--- Begin DATA ENTRIES ---

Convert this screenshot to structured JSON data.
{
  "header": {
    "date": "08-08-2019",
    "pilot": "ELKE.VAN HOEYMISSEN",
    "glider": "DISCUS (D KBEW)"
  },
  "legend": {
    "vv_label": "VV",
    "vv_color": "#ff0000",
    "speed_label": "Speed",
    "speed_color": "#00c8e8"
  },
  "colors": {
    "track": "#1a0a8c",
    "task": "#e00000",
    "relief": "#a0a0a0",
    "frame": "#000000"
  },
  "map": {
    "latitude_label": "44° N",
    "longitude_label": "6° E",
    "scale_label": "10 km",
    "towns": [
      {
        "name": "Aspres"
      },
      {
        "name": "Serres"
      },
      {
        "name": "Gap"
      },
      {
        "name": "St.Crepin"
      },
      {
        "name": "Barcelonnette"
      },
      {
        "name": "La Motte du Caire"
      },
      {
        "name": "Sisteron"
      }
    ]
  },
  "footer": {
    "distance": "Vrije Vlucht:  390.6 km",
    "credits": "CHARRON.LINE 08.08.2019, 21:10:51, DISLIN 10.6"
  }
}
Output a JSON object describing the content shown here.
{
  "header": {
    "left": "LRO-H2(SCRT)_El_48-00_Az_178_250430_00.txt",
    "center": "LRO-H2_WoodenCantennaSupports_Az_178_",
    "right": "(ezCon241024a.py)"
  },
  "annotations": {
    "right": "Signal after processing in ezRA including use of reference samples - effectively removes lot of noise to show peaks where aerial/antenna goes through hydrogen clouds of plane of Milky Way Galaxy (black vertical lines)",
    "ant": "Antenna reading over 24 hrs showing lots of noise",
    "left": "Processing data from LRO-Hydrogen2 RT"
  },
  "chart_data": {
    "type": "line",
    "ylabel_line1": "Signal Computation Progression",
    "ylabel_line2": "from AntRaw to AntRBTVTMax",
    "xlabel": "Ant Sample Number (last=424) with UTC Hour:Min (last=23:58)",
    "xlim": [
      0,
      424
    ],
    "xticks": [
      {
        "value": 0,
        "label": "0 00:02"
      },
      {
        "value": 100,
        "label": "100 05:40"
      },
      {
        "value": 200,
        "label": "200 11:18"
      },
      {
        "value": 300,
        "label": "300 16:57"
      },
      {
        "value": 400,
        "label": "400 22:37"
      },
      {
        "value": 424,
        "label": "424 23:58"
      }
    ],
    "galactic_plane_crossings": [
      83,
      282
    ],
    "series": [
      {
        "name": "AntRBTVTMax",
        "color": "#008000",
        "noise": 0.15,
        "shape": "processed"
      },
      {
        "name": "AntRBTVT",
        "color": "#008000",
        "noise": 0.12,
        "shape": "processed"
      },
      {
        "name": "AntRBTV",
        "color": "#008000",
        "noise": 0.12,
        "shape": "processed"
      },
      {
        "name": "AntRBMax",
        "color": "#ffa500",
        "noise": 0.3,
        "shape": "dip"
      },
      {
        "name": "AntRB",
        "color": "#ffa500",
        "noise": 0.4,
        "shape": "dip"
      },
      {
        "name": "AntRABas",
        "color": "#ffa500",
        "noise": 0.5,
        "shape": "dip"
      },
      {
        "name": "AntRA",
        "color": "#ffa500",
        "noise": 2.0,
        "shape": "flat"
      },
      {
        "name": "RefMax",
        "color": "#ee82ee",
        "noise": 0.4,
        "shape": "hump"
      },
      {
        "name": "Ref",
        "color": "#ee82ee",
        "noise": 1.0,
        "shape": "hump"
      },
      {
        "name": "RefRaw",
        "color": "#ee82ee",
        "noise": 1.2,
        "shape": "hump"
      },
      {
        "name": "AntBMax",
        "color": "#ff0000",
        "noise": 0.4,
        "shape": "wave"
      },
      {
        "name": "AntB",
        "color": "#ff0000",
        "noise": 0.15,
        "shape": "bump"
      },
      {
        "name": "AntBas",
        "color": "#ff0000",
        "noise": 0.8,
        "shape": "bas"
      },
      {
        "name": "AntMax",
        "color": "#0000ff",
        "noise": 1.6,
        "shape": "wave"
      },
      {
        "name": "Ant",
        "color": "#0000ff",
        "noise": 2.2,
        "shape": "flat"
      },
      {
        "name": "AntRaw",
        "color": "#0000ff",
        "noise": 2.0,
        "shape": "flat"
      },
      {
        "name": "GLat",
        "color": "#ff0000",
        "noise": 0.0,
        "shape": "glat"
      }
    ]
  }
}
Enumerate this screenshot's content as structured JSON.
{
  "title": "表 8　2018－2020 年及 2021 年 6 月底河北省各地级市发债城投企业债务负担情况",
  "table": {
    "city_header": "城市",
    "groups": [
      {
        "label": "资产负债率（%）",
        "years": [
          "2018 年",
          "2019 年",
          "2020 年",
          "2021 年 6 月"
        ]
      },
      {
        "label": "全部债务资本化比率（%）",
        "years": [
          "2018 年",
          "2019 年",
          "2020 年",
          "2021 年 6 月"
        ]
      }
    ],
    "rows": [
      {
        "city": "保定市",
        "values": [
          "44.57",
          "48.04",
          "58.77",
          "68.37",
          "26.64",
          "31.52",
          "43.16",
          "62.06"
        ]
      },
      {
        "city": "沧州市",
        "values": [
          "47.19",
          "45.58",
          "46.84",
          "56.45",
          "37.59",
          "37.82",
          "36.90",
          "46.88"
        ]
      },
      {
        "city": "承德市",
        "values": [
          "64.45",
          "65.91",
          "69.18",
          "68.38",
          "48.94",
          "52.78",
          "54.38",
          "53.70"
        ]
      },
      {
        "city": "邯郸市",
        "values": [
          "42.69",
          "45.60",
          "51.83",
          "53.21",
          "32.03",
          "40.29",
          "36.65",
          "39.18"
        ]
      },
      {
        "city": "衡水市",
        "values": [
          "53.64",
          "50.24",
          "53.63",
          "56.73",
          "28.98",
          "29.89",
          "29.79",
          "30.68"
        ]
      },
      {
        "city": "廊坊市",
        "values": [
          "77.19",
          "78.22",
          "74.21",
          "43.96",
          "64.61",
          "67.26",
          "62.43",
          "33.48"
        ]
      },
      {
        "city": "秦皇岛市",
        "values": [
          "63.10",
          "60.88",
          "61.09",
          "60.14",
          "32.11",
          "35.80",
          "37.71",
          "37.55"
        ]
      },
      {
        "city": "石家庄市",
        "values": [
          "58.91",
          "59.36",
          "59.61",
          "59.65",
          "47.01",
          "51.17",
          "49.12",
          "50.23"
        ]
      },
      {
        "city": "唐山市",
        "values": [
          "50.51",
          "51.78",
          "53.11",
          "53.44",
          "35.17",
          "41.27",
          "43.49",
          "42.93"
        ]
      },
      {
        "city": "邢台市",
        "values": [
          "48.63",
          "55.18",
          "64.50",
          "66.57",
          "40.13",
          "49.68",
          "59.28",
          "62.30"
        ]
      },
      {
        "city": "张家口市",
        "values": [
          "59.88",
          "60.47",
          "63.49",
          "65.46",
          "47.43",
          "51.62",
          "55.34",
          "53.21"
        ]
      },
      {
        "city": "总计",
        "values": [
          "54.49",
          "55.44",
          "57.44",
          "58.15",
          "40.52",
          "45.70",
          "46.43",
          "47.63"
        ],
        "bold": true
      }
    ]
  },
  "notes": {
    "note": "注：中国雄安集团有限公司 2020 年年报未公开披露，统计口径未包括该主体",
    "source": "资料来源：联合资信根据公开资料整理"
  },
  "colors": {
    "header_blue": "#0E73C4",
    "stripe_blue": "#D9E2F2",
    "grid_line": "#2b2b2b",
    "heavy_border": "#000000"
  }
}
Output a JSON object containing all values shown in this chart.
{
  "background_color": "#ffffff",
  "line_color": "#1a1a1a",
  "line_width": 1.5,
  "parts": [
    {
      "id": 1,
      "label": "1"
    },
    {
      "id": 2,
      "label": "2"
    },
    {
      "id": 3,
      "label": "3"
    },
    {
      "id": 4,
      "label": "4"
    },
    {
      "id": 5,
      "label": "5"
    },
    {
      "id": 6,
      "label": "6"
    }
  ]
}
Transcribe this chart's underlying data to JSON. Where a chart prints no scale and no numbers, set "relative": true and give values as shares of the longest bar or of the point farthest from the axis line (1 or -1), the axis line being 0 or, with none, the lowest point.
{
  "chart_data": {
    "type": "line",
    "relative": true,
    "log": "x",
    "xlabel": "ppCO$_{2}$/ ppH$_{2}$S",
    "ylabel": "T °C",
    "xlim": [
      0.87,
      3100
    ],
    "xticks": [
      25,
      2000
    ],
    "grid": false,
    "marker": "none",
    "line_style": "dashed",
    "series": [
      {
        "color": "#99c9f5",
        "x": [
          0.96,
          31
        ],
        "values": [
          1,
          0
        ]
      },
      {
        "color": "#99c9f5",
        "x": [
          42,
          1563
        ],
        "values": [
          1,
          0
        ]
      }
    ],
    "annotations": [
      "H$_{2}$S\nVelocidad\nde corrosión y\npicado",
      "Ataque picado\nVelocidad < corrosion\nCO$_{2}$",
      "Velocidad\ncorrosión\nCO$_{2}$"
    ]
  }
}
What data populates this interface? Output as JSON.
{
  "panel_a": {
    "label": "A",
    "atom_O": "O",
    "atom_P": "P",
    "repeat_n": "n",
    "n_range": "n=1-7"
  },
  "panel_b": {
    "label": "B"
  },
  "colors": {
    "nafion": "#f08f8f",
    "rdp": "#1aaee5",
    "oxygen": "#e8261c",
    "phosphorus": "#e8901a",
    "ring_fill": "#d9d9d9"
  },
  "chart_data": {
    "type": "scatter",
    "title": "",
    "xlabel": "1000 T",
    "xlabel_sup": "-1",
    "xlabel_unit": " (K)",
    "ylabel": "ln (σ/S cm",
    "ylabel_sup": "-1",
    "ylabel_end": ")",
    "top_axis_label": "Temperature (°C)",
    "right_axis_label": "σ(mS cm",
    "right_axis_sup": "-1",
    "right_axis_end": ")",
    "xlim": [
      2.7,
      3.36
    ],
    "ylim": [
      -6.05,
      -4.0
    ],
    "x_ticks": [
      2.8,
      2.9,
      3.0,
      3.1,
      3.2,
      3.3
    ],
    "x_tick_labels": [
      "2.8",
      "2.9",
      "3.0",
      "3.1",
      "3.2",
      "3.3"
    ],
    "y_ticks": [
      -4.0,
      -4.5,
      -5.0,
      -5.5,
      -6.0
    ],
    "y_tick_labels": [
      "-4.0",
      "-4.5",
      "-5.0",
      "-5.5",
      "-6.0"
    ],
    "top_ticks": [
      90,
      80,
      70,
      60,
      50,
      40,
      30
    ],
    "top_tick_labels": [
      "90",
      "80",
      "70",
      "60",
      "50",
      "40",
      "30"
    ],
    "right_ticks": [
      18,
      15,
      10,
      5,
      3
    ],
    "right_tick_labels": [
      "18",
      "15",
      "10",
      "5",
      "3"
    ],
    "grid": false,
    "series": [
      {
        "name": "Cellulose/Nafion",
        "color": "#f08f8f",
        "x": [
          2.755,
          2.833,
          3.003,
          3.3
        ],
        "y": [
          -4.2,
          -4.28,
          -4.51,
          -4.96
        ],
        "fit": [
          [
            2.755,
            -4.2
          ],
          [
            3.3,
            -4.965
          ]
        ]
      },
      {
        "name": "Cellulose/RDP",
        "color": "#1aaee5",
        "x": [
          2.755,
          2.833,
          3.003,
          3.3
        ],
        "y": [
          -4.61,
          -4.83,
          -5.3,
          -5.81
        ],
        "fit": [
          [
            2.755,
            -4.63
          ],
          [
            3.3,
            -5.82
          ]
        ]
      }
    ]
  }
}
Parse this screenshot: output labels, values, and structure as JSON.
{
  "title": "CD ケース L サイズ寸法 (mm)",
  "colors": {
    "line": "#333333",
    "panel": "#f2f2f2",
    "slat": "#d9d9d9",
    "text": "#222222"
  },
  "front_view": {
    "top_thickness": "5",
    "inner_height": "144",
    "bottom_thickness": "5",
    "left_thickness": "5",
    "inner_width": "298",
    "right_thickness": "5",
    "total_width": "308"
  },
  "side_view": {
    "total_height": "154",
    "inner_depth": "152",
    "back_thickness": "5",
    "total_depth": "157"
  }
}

--- End DATA ENTRIES ---

**SHORT PROBLEM:** Copy every line from the entries that contains the word "structured".

**EXERCISE ANSWER:**
Convert this screenshot to structured JSON data.
Enumerate this screenshot's content as structured JSON.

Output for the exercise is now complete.